**Request**
Filter the entries below, keeping only lines with the word "Status".

**Material for this exercise**

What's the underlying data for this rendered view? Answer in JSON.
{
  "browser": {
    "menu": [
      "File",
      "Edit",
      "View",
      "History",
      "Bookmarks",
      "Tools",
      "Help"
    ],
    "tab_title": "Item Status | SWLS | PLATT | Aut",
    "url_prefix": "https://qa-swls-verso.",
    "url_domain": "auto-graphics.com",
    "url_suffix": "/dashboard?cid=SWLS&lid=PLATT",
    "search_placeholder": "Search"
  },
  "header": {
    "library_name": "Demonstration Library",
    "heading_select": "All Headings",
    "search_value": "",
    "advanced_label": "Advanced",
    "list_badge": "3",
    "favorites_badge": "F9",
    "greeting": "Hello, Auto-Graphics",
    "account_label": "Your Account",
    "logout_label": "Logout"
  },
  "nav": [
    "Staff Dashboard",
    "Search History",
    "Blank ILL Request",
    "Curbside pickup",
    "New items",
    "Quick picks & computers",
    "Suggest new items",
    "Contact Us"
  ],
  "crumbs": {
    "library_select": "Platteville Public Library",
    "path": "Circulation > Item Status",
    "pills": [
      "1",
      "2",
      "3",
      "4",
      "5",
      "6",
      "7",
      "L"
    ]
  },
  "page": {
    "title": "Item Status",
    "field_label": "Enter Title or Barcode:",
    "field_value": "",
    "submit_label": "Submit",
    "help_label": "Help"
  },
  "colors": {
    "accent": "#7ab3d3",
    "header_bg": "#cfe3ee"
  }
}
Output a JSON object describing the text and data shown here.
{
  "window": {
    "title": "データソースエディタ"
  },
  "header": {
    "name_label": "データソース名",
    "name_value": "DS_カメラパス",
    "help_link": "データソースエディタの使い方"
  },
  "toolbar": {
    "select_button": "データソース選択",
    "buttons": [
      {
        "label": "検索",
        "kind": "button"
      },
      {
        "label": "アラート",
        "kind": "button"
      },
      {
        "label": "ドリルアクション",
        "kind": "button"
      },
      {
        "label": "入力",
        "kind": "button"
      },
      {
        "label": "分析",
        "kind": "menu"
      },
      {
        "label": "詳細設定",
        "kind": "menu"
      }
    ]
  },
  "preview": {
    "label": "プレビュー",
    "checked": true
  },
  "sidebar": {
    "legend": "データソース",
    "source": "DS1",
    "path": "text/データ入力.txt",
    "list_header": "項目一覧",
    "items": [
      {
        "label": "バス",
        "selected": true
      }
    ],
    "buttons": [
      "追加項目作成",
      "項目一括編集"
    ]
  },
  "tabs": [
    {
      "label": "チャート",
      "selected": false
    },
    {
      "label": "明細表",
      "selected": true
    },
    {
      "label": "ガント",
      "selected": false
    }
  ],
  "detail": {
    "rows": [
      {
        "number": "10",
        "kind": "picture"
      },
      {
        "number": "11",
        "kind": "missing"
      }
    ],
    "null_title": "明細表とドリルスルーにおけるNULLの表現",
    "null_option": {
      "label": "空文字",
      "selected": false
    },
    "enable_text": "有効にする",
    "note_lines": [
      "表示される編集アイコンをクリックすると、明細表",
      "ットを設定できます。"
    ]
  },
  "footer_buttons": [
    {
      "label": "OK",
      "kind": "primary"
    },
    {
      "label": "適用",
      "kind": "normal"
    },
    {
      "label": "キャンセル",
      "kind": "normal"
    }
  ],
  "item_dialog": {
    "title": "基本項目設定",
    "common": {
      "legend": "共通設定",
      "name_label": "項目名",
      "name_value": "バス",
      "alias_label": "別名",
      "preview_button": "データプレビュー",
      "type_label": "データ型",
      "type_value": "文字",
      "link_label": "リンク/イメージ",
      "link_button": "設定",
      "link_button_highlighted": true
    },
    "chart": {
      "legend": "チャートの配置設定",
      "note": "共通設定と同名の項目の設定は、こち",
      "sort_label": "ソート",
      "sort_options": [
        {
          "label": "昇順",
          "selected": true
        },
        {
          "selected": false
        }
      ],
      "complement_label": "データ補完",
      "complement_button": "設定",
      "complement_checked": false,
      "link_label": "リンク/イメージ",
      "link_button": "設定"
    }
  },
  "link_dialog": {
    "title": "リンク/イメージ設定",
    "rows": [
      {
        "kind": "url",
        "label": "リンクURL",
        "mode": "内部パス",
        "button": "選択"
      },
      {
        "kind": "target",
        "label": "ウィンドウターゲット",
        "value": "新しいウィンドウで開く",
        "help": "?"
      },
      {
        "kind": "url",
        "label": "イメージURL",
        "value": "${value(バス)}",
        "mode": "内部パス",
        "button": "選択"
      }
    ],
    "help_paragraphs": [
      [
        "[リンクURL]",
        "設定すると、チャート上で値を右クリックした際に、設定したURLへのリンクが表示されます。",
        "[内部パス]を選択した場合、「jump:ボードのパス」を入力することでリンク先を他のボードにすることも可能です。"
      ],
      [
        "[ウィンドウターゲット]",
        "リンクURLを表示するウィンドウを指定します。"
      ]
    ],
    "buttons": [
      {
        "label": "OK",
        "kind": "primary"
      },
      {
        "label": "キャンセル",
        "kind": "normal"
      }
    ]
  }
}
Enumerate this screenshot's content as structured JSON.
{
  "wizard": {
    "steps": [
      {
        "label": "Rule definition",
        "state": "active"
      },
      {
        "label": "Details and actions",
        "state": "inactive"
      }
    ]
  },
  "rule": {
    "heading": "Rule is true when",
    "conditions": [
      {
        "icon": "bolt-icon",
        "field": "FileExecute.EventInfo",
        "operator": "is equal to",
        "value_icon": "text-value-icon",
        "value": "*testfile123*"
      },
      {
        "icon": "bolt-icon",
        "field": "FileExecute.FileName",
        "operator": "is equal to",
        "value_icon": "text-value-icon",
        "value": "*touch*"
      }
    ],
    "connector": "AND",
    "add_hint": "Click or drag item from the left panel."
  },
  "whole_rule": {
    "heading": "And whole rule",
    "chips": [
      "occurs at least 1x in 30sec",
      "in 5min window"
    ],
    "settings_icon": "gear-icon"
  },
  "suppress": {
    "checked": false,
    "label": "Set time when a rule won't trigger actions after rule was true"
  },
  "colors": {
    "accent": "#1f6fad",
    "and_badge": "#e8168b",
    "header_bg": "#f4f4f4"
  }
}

**Answer to this problem**
    "tab_title": "Item Status | SWLS | PLATT | Aut",
    "path": "Circulation > Item Status",
    "title": "Item Status",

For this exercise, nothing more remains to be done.